▶ _Goal_
From the entries below, please gather each line containing the string "nInfo".

▶ _Data shown_
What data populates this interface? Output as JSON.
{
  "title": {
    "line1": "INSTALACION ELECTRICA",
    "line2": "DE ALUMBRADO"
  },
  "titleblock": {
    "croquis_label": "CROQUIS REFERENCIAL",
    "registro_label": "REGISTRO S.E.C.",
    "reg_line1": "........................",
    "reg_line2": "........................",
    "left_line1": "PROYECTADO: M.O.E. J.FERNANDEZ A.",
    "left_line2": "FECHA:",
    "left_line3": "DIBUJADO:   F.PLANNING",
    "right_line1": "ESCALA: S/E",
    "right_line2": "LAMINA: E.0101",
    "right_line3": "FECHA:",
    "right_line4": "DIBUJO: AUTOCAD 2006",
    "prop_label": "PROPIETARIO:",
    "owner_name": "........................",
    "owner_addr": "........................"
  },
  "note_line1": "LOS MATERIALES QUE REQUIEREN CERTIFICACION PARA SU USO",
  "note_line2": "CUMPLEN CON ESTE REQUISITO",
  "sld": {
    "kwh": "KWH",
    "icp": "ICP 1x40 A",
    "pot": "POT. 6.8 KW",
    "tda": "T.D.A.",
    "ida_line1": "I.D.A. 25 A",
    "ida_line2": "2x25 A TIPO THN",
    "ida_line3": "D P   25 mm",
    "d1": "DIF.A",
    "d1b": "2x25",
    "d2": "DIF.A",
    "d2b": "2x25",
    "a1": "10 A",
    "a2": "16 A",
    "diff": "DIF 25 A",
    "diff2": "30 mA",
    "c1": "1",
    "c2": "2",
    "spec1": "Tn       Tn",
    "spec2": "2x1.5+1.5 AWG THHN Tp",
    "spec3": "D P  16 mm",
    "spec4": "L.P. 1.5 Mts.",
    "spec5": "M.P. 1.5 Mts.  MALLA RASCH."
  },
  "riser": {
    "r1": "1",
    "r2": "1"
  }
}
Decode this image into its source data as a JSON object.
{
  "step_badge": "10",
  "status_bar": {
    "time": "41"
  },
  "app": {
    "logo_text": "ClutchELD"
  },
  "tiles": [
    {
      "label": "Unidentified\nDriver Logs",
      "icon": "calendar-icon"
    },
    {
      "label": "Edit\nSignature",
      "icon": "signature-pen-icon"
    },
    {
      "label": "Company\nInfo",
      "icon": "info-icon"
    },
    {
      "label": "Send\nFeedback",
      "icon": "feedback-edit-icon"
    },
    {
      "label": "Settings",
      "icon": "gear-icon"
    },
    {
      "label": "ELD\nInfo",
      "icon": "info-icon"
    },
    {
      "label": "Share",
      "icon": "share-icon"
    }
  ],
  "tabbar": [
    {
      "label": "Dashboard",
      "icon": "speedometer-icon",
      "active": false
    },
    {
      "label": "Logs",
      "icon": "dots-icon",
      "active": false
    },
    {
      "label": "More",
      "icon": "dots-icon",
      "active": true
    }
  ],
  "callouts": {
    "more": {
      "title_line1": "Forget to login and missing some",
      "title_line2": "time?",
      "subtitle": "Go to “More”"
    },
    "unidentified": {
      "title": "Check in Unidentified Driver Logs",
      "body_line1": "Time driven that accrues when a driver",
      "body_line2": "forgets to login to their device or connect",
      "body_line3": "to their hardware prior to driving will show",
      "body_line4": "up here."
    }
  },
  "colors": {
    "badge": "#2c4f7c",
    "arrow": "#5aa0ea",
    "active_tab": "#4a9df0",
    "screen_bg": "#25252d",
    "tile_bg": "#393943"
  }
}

▶ _Answer to the exercise_
      "label": "Company\nInfo",
      "label": "ELD\nInfo",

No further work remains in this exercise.